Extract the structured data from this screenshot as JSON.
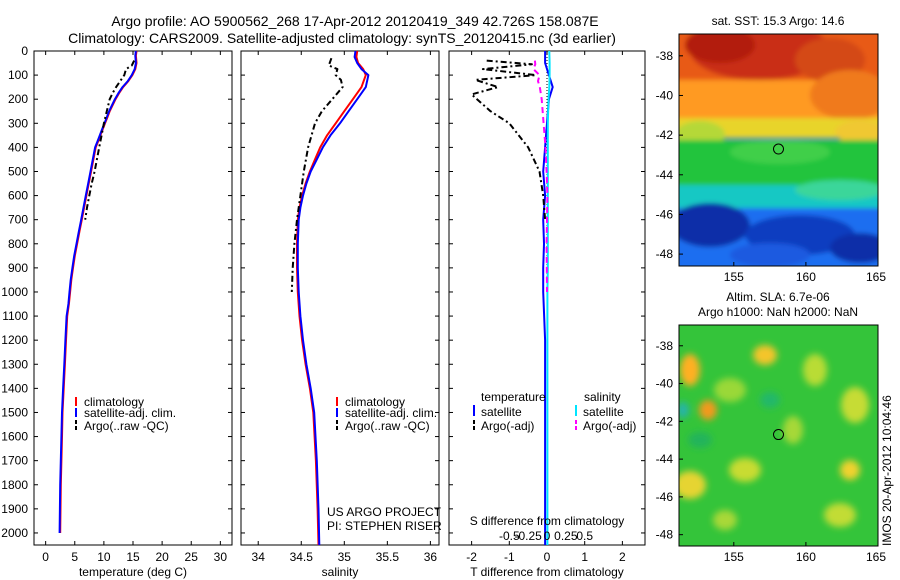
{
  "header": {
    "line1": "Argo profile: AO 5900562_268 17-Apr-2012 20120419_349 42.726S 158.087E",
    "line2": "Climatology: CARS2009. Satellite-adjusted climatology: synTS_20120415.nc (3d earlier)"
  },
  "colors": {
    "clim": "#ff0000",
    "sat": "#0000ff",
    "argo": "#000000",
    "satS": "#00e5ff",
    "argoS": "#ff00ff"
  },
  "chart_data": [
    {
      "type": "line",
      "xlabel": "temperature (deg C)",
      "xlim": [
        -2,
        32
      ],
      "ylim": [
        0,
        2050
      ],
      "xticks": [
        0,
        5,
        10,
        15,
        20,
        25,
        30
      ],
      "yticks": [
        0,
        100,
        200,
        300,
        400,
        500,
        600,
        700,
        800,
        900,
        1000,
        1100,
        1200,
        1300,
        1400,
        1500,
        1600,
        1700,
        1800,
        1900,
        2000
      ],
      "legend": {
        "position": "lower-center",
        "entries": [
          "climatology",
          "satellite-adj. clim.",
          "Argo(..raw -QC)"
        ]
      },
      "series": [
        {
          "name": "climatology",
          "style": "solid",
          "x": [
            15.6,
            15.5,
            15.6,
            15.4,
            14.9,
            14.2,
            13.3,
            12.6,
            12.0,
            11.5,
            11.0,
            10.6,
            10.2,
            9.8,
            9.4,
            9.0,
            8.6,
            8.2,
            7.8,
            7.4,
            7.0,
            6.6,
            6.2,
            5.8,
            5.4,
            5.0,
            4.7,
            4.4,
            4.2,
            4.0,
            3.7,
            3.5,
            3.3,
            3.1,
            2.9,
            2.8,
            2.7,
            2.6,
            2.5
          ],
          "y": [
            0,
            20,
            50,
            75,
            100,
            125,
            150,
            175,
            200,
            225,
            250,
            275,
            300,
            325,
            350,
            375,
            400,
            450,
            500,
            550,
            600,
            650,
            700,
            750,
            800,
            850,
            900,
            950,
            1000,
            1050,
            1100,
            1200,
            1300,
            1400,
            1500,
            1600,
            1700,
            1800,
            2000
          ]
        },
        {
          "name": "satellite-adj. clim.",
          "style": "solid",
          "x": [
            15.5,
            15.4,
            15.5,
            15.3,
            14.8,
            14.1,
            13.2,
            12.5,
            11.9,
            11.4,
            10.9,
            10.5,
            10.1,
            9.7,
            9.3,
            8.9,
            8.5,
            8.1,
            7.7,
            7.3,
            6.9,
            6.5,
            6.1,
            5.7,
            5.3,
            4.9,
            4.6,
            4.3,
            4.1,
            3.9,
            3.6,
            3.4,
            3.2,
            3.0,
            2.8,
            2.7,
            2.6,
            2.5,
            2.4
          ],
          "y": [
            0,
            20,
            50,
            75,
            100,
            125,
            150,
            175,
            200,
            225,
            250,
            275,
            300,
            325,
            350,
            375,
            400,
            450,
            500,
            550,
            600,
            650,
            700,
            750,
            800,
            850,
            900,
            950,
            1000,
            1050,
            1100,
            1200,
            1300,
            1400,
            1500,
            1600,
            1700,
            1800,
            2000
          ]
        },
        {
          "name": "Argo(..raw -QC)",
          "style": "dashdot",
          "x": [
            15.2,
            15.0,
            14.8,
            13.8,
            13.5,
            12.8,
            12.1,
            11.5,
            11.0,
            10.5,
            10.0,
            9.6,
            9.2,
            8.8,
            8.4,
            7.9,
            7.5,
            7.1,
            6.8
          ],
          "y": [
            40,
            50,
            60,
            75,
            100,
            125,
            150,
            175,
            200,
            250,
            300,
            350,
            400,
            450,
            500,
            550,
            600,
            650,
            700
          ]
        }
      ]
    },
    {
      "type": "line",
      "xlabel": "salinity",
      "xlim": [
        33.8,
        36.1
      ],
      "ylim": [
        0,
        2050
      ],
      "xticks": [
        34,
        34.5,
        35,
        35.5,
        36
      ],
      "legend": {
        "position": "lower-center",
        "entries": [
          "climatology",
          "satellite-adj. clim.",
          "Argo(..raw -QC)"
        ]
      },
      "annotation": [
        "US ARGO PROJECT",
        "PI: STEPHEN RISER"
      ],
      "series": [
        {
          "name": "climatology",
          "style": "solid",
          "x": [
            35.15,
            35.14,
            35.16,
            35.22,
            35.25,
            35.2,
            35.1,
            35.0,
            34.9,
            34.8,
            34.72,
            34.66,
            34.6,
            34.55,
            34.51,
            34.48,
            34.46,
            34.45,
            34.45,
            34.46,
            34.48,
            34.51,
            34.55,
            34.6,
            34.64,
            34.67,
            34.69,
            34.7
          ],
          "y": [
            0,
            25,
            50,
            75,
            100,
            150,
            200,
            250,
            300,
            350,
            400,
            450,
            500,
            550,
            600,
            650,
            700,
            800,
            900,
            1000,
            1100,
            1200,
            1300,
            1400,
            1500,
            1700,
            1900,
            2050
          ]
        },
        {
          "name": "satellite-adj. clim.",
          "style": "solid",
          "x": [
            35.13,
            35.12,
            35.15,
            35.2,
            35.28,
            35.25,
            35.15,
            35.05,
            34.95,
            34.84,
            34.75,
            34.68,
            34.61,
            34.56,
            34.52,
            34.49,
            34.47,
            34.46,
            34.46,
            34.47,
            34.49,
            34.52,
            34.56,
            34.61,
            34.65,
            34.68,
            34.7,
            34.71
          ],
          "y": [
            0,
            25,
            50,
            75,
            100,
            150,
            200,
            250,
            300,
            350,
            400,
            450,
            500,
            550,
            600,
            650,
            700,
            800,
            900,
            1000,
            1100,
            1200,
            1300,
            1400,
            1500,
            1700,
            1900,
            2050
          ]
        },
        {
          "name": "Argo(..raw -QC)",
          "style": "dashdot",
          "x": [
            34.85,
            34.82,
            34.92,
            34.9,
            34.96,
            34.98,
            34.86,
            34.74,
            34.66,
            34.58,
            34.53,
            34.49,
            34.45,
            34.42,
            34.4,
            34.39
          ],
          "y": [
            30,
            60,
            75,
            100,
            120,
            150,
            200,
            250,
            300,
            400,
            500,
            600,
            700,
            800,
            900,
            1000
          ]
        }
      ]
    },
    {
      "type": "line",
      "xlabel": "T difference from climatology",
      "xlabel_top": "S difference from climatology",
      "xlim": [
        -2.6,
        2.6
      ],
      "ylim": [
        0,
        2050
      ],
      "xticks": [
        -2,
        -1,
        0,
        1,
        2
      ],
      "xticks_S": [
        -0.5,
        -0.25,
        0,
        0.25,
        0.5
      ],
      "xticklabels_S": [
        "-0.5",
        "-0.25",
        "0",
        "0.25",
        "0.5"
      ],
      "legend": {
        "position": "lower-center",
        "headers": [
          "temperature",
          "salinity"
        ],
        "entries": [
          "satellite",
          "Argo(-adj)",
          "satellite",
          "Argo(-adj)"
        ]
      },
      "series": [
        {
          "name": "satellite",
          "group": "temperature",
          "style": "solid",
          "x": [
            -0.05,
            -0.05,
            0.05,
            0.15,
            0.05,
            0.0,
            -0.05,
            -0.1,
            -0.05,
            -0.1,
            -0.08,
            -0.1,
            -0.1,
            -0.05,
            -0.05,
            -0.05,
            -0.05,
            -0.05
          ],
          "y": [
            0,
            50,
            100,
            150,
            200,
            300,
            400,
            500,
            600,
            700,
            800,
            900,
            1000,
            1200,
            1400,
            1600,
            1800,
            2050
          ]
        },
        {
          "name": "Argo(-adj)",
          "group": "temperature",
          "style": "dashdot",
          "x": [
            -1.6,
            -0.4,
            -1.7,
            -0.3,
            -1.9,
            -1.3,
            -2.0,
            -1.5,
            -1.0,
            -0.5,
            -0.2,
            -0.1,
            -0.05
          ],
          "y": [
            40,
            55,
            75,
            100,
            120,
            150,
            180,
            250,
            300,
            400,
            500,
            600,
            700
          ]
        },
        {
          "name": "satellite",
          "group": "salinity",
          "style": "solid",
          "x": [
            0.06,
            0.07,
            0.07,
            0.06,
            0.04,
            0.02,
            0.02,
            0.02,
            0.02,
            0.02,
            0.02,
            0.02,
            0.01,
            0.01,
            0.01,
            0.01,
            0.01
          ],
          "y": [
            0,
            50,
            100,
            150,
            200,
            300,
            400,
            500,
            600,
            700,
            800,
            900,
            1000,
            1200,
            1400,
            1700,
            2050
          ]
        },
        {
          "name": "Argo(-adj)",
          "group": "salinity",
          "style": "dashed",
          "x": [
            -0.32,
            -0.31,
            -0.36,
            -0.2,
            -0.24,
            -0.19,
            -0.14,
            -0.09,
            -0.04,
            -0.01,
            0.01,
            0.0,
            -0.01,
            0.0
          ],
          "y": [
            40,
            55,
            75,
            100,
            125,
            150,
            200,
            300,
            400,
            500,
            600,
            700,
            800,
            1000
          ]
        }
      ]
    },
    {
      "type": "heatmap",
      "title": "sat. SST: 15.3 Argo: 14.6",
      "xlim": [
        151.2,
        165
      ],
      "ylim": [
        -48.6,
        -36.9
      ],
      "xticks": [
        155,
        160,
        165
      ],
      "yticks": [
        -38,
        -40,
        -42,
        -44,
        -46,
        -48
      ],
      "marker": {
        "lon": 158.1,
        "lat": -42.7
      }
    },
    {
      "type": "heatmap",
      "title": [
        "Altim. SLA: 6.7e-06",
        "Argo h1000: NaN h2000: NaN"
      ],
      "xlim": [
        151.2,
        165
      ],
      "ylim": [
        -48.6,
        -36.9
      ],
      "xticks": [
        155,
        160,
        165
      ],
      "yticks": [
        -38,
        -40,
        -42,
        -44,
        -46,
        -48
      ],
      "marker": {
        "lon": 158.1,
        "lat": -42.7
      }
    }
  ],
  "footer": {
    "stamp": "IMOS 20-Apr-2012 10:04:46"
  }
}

→ **AIM OF THE EXERCISE**
Return every line above in which the string "temperature" occurs.

→ **COMPLETED EXERCISE**
      "xlabel": "temperature (deg C)",
          "temperature",
          "group": "temperature",
          "group": "temperature",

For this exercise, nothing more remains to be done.